- _PROVIDED TEXT_
"""

Early low grades are always of concern, but should not be a cause for panic. Students should use each grade as an indicator of the material understood and should communicate with their teachers to identify ways that they can learn the material better or study the information. If a student continues to struggle with study skills, then they can contact the Teaching and Learning Center for suggestions on better study ideas. Remember that academics are a marathon, not a sprint and there will be bumps along the way. The path to success has some challenges, but these early assessments help to build the foundation for future success.
Apps That Help Students With ADHD & Executive Dysfunction1/16/2014 8:35:00 AM, 1,092 views
Parents often ask me what apps are available for students and adults with ADHD and/or executive dysfunction. I have researched many sites that recommend different apps. Here is a summary of what I have found and have begun to use with students that are experiencing academic difficulties due to ADHD.
Organizational struggles: Many students with ADHD and executive function disorder have trouble planning and meeting goals and objectives. If you or someone you know struggles with meeting goals, then try EpicWin. It is a cross between a digital organizer and a role-playing video game. Younger students can use this game-like app and build skills that can be applied to life.
Staying on task: Many students work better with time limits and organized tasks. Task Timer is an app that helps keep students on task and by showing time elapsed and time remaining. It also includes breaks and has a reminder to stay on task.
Completion of activities: Students and adults with ADHD need motivation to complete routine tasks. Once the tasks are completed, the student feels better and the task becomes automatic. Additionally, students need rewards to extinguish undesirable activities. Using iRewardChart will allow you to list chores or behavior goals and track your child's progress. This app is a visual representation of the paper charts that were formerly used by students and teachers.

"""

- _TASK ITEM A_
Translate this sentence from the passage on ADHD apps into Spanish: "Many students work better with time limits and organized tasks."
- _TASK ITEM B_
Reproduce word for word the part of the passage on ADHD apps starting with "Early low grades" and going on through "for future success.".
- _TASK ITEM C_
Carry on the passage on ADHD apps, picking up after its final sentence.
The rows after this point are separate material and have no connection to the passage on ADHD apps.

- _DATASET EXTRACT_
"""

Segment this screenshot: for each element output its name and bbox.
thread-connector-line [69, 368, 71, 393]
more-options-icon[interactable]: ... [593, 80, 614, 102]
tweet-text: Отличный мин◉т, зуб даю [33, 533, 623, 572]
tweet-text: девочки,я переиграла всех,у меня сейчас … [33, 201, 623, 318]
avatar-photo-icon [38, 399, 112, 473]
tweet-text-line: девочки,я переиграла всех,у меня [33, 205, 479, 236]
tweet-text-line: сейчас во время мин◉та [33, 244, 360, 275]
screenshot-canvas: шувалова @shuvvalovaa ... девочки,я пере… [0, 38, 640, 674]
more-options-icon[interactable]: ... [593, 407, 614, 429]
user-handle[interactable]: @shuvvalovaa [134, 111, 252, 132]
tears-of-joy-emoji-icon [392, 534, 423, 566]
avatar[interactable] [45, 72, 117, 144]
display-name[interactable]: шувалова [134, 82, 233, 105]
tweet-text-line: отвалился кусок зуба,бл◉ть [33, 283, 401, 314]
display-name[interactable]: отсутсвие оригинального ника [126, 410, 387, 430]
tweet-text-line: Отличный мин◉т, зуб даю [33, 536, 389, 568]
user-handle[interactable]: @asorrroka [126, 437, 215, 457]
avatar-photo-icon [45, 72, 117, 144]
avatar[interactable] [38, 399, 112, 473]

"""

- _TASK RESPONSE A_
Muchos estudiantes trabajan mejor con límites de tiempo y tareas organizadas.

- _TASK RESPONSE B_
Early low grades are always of concern, but should not be a cause for panic. Students should use each grade as an indicator of the material understood and should communicate with their teachers to identify ways that they can learn the material better or study the information. If a student continues to struggle with study skills, then they can contact the Teaching and Learning Center for suggestions on better study ideas. Remember that academics are a marathon, not a sprint and there will be bumps along the way. The path to success has some challenges, but these early assessments help to build the foundation for future success.

- _TASK RESPONSE C_
Losing papers, notes, homework and everything: Many students have trouble getting and keeping everything together. One solution is Evernote. Students using Evernote can store text, photos and audio notes on their Macbook, iPad, iPhone or other devices. The notebook syncs together so you can use any device and have all of the information at your fingertips. Students can scan tests, reviews or other documents and send them to their electronic notebook. They can retrieve information and study anywhere. Evernote also allows students to record class information and listen later. In addition, iPad or iPhones can take a picture of notes on the board and file them in the class notebook. At the premium level, notebooks can be shared among students so that they can edit each other’s notes. It is a great repository for all class information.
These are just a few of the many apps that can help keep students who have ADHD and executive dysfunction more organized. If you have any questions about how to use these, Darlington’s IT department and the staff of the Teaching and Learning Center are happy to help. We encourage students to try Evernote and use it daily to make sure that they are comfortable using it. Digital notebooks can benefit students significantly.